Exercise requirements:
Output everything in the listing exactly.

Extracted information:
━━━

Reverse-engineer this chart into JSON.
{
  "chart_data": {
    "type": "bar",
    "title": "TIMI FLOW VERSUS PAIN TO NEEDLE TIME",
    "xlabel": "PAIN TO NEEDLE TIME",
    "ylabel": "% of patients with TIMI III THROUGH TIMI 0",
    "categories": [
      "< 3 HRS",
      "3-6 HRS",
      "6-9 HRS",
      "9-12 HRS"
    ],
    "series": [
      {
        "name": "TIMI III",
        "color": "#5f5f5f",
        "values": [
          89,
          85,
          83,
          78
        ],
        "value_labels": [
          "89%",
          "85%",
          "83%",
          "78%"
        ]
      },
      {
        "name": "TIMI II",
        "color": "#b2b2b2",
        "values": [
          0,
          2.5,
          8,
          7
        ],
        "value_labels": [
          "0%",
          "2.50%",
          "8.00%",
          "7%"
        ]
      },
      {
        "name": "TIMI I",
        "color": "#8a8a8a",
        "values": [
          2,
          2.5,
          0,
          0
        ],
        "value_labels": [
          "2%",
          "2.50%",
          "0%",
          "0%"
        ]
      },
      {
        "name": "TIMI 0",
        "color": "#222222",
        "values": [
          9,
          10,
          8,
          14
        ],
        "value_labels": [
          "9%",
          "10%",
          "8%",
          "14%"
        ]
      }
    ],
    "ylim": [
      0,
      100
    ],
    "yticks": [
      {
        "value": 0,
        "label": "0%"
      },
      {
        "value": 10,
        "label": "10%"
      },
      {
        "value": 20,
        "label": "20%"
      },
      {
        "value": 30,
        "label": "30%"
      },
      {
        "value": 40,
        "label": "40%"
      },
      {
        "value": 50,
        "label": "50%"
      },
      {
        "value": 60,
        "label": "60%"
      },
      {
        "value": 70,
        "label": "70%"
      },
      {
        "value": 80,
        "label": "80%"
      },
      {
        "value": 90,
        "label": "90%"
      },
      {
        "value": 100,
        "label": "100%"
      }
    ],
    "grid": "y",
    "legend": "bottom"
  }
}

━━━

Written answer:
Reverse-engineer this chart into JSON.
{
  "chart_data": {
    "type": "bar",
    "title": "TIMI FLOW VERSUS PAIN TO NEEDLE TIME",
    "xlabel": "PAIN TO NEEDLE TIME",
    "ylabel": "% of patients with TIMI III THROUGH TIMI 0",
    "categories": [
      "< 3 HRS",
      "3-6 HRS",
      "6-9 HRS",
      "9-12 HRS"
    ],
    "series": [
      {
        "name": "TIMI III",
        "color": "#5f5f5f",
        "values": [
          89,
          85,
          83,
          78
        ],
        "value_labels": [
          "89%",
          "85%",
          "83%",
          "78%"
        ]
      },
      {
        "name": "TIMI II",
        "color": "#b2b2b2",
        "values": [
          0,
          2.5,
          8,
          7
        ],
        "value_labels": [
          "0%",
          "2.50%",
          "8.00%",
          "7%"
        ]
      },
      {
        "name": "TIMI I",
        "color": "#8a8a8a",
        "values": [
          2,
          2.5,
          0,
          0
        ],
        "value_labels": [
          "2%",
          "2.50%",
          "0%",
          "0%"
        ]
      },
      {
        "name": "TIMI 0",
        "color": "#222222",
        "values": [
          9,
          10,
          8,
          14
        ],
        "value_labels": [
          "9%",
          "10%",
          "8%",
          "14%"
        ]
      }
    ],
    "ylim": [
      0,
      100
    ],
    "yticks": [
      {
        "value": 0,
        "label": "0%"
      },
      {
        "value": 10,
        "label": "10%"
      },
      {
        "value": 20,
        "label": "20%"
      },
      {
        "value": 30,
        "label": "30%"
      },
      {
        "value": 40,
        "label": "40%"
      },
      {
        "value": 50,
        "label": "50%"
      },
      {
        "value": 60,
        "label": "60%"
      },
      {
        "value": 70,
        "label": "70%"
      },
      {
        "value": 80,
        "label": "80%"
      },
      {
        "value": 90,
        "label": "90%"
      },
      {
        "value": 100,
        "label": "100%"
      }
    ],
    "grid": "y",
    "legend": "bottom"
  }
}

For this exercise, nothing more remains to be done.